=== Data ===
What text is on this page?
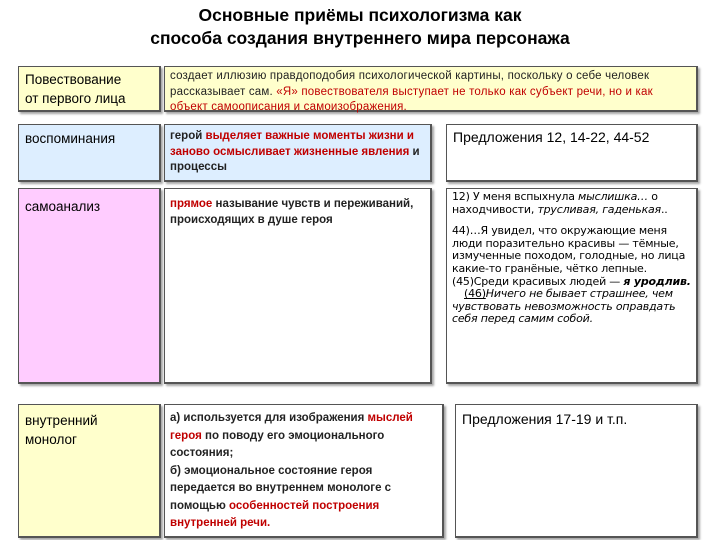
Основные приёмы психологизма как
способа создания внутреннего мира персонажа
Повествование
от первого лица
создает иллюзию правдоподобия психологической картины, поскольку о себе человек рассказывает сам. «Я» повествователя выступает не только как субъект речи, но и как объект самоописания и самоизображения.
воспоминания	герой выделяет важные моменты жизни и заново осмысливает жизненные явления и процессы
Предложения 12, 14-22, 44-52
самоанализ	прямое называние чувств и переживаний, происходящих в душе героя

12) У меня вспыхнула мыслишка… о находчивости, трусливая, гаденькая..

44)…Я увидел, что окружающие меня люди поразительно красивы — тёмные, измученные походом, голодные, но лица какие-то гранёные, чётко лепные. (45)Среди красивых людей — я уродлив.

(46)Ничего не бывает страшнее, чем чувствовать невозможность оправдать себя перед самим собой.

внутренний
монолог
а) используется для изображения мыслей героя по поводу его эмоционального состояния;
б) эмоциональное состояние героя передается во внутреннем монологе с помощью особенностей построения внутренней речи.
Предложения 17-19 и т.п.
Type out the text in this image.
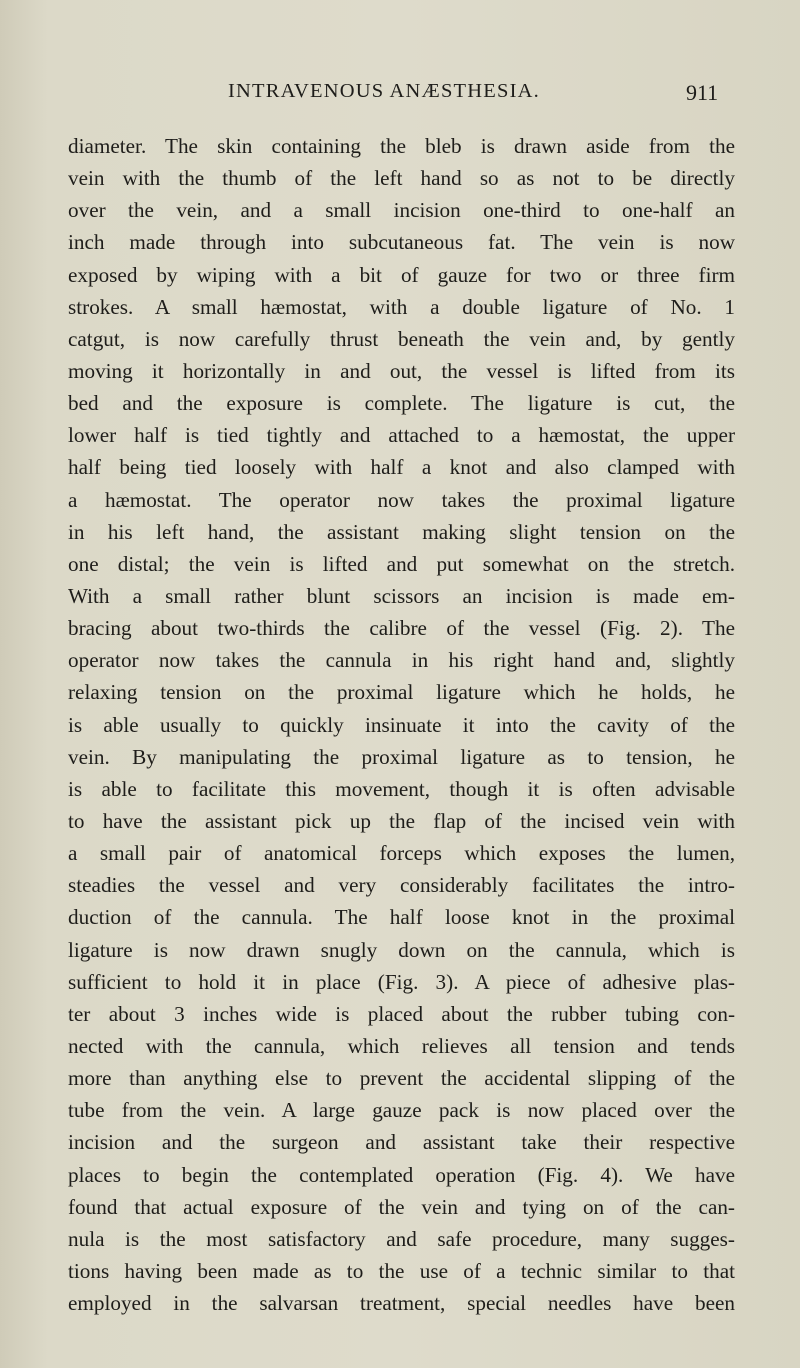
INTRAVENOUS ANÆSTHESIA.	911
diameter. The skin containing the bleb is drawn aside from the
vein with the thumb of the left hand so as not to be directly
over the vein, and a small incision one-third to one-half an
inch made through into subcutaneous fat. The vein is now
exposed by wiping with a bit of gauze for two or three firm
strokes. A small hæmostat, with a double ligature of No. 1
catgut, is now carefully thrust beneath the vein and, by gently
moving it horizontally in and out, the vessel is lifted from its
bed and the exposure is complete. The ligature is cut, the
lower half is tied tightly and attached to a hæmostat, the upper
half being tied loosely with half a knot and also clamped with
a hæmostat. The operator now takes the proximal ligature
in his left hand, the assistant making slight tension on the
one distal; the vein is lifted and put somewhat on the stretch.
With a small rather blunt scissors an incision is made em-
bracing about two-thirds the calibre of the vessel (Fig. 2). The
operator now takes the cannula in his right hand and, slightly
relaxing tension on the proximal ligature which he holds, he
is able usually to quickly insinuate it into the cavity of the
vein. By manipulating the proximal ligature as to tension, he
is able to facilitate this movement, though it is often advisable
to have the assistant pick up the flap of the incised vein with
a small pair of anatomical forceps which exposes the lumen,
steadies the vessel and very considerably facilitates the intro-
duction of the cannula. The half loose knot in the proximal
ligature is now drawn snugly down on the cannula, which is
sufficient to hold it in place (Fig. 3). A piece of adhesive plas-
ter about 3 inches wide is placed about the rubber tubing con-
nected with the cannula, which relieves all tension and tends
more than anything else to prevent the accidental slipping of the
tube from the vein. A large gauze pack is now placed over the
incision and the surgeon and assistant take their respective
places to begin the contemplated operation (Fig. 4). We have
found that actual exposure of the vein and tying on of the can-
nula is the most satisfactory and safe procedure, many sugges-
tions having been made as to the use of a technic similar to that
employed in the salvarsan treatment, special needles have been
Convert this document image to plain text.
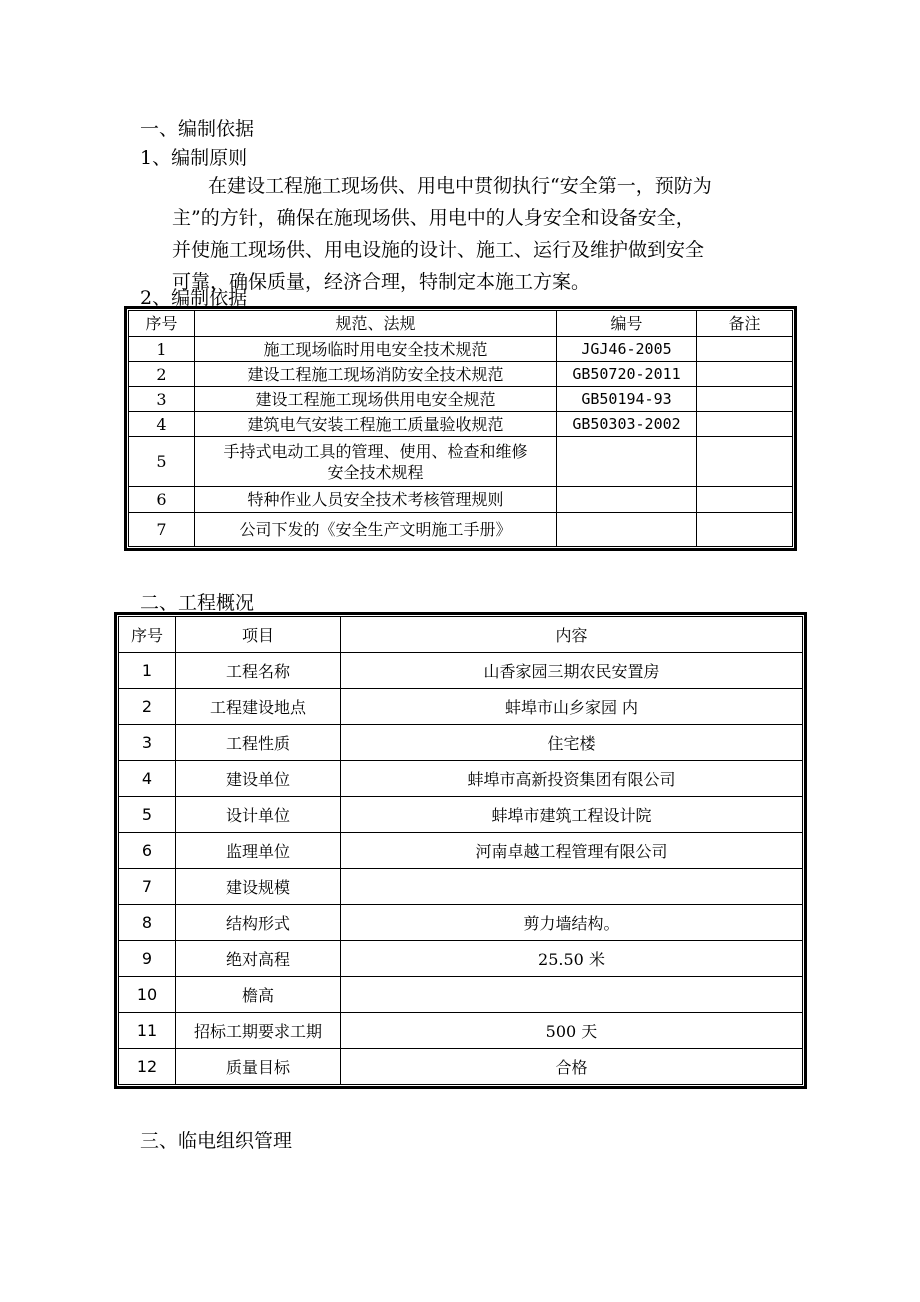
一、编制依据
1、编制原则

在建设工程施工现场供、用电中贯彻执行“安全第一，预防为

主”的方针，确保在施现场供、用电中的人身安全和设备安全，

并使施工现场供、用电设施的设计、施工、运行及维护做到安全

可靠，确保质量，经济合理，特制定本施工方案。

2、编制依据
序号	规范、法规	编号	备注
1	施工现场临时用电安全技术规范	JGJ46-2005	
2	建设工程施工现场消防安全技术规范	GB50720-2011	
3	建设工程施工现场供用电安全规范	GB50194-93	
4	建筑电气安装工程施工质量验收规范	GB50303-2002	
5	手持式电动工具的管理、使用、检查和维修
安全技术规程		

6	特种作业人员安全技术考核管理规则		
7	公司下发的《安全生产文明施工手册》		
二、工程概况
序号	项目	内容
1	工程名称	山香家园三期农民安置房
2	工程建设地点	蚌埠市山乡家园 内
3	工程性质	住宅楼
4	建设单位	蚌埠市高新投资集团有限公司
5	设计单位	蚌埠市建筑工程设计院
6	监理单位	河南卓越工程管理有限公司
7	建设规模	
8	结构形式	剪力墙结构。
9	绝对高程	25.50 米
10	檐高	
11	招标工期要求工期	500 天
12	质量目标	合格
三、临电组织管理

=== What this task involves ===
Scan the listing above and copy all lines containing the word "placed".

=== Full solution ===
ter about 3 inches wide is placed about the rubber tubing con-
tube from the vein. A large gauze pack is now placed over the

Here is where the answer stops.